▸ Directions: Gather all lines in the entries below that include the word "init".

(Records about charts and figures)
********************
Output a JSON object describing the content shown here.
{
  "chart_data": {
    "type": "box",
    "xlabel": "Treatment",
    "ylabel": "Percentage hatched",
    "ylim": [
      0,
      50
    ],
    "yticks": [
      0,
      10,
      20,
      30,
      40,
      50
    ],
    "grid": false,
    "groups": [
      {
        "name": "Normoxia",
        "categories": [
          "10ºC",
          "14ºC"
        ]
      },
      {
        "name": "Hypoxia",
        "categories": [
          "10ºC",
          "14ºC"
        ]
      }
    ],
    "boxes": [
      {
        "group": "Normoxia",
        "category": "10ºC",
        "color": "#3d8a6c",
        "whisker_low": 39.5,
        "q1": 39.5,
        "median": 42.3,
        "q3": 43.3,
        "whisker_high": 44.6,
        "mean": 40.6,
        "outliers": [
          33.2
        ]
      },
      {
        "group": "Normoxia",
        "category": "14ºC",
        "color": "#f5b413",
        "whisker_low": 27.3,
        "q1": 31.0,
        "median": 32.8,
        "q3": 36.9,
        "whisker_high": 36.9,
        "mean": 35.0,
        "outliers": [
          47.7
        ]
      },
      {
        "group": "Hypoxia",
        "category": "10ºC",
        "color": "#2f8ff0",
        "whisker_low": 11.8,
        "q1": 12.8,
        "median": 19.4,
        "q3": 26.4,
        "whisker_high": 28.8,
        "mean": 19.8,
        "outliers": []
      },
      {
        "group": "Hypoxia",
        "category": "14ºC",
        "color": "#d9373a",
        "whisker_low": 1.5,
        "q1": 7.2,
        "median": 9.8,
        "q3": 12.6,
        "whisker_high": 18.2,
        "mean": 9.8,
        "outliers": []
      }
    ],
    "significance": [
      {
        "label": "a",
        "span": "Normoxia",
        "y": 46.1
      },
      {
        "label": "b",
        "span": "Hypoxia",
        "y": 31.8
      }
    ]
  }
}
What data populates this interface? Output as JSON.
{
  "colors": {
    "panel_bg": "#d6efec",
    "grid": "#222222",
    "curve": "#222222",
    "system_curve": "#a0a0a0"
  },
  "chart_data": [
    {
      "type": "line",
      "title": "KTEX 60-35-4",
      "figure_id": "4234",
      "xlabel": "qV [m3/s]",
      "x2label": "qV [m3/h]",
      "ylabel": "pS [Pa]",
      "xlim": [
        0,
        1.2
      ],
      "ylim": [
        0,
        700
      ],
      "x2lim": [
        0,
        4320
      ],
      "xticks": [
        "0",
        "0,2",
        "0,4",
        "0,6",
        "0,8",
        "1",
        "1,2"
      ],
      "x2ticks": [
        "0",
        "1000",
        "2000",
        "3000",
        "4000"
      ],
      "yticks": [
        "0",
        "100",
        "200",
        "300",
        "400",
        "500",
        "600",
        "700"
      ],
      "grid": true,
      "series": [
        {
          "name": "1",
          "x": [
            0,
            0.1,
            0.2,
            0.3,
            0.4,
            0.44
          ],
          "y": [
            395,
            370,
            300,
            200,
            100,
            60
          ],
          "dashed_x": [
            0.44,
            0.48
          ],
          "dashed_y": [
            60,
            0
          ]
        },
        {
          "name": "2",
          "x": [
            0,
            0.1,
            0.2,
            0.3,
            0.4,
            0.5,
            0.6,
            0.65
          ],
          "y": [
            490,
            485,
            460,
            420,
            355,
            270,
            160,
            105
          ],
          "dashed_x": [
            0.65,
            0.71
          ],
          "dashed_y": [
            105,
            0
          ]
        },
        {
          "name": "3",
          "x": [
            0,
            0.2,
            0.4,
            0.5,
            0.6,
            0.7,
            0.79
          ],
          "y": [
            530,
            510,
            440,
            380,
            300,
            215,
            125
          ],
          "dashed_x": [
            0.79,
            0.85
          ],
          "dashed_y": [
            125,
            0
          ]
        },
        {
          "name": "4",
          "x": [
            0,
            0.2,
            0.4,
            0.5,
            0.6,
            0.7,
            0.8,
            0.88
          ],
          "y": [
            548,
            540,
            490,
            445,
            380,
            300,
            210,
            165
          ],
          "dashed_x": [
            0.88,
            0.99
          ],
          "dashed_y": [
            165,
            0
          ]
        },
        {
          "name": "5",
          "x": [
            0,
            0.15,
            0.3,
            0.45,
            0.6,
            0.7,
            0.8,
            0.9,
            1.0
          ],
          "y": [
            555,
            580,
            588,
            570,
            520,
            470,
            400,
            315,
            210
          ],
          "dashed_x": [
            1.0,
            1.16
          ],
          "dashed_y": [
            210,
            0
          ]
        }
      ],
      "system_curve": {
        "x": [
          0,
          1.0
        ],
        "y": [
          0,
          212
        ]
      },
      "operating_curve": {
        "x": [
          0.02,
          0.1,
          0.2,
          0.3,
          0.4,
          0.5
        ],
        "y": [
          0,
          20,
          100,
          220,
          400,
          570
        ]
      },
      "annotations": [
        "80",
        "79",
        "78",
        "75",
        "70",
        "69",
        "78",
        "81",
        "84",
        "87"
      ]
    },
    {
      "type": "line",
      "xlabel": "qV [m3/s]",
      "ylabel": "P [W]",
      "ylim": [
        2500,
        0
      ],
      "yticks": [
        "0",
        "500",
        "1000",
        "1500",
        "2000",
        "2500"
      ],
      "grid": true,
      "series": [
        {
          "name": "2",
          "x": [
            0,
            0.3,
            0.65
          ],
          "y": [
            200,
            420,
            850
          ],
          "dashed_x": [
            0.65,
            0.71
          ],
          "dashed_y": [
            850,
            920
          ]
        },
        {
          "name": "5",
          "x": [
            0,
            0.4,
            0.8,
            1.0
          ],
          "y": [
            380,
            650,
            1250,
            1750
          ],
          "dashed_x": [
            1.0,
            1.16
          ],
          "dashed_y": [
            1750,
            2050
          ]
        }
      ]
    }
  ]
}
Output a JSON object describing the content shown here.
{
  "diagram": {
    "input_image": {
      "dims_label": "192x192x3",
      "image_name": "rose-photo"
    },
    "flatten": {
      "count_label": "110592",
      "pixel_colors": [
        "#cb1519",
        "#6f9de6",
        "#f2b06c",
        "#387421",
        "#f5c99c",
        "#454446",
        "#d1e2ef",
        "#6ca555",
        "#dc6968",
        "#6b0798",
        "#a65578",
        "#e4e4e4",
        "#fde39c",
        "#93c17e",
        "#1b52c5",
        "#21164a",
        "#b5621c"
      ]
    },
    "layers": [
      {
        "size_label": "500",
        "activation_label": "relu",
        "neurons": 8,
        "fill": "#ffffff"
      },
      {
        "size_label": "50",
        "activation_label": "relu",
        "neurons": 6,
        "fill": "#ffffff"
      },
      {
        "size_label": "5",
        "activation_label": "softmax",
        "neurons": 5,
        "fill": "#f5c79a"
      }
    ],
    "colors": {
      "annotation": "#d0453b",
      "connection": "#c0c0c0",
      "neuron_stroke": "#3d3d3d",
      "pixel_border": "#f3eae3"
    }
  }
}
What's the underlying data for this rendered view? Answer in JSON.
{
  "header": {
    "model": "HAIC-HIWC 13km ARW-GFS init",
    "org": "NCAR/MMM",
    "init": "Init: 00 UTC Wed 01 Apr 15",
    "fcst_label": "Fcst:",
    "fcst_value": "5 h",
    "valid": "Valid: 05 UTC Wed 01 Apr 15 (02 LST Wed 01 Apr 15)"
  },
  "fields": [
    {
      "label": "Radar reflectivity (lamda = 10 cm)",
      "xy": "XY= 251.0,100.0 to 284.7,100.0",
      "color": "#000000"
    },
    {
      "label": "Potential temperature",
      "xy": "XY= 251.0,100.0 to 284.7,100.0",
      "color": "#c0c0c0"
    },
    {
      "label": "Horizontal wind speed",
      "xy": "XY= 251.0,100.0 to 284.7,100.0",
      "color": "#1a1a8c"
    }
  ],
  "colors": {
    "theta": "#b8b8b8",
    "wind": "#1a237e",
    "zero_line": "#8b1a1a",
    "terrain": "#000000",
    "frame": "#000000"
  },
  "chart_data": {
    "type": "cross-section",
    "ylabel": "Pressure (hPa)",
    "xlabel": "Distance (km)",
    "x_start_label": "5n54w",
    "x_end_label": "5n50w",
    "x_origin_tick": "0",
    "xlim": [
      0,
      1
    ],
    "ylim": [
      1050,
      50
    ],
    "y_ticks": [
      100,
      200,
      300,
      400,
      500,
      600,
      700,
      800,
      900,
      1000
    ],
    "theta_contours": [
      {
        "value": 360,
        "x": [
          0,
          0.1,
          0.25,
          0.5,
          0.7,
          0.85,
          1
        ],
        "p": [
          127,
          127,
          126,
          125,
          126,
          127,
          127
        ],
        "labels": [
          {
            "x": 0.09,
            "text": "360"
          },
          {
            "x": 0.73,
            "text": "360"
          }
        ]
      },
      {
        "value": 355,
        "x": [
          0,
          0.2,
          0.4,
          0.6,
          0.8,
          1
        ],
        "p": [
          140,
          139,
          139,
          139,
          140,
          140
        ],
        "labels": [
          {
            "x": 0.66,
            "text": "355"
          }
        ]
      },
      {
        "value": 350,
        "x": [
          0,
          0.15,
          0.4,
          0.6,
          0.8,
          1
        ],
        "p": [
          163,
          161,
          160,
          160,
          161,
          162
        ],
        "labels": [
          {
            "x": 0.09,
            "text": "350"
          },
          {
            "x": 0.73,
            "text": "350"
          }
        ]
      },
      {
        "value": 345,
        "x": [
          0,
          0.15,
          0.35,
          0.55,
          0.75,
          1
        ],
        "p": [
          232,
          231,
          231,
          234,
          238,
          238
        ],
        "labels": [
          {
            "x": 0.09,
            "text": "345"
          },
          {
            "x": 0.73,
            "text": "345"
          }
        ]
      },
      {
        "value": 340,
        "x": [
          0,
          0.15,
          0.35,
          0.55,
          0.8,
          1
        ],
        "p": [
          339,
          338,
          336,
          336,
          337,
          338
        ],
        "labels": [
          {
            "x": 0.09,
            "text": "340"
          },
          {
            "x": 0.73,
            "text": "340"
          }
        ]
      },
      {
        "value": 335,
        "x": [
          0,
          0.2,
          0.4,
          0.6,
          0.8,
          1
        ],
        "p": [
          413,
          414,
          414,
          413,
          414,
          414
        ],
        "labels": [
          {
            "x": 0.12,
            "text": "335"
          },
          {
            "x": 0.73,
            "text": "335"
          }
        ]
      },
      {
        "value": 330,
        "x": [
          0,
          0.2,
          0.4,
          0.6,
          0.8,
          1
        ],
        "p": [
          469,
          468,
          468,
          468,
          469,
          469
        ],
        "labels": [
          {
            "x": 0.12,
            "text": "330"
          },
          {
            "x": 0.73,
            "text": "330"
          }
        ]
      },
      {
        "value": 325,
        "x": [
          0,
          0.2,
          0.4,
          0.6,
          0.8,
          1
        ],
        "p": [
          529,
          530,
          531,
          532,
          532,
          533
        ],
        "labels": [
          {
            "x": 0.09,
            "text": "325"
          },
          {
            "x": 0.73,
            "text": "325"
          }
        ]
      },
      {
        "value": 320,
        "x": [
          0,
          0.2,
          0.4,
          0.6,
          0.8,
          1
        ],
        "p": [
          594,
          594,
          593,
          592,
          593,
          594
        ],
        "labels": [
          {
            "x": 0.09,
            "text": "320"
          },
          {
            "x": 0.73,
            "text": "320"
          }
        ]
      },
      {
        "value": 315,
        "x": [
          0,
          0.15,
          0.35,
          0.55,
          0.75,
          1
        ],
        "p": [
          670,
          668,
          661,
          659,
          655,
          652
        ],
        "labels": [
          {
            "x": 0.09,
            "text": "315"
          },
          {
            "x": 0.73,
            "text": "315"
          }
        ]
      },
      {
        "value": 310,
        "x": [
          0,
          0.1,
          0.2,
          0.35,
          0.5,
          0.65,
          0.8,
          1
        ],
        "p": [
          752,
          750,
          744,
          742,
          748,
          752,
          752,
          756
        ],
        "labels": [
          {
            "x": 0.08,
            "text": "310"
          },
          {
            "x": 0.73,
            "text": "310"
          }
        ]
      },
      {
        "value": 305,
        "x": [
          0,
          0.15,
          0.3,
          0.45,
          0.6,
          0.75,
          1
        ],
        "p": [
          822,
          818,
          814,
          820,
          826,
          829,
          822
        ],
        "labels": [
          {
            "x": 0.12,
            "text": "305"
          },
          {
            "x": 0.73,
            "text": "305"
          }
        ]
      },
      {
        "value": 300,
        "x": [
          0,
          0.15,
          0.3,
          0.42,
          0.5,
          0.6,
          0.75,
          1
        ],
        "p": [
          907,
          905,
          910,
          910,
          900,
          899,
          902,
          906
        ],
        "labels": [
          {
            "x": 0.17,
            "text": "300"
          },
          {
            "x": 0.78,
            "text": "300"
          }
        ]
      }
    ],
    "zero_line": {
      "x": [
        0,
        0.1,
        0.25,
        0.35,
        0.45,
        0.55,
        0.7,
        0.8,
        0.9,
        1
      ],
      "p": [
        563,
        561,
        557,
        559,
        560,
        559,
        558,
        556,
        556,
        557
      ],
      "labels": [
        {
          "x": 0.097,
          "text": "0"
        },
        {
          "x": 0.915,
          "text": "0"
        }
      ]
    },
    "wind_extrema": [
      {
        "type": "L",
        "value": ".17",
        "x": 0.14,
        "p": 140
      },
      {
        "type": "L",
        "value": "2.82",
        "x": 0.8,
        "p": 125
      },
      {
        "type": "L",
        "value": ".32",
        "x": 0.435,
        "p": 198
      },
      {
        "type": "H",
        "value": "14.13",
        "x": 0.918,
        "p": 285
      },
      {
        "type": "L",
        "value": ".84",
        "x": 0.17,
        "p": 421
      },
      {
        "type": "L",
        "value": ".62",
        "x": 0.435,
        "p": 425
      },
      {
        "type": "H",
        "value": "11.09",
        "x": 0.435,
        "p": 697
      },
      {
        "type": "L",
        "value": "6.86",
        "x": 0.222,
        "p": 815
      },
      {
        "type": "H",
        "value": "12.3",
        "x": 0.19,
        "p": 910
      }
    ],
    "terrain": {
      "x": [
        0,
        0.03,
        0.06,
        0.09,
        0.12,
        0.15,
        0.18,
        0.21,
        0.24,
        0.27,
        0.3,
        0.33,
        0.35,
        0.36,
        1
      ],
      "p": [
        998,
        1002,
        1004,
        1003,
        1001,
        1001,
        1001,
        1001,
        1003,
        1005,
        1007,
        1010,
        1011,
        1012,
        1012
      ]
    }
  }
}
********************
▸ Solved exercise:
    "model": "HAIC-HIWC 13km ARW-GFS init",
    "init": "Init: 00 UTC Wed 01 Apr 15",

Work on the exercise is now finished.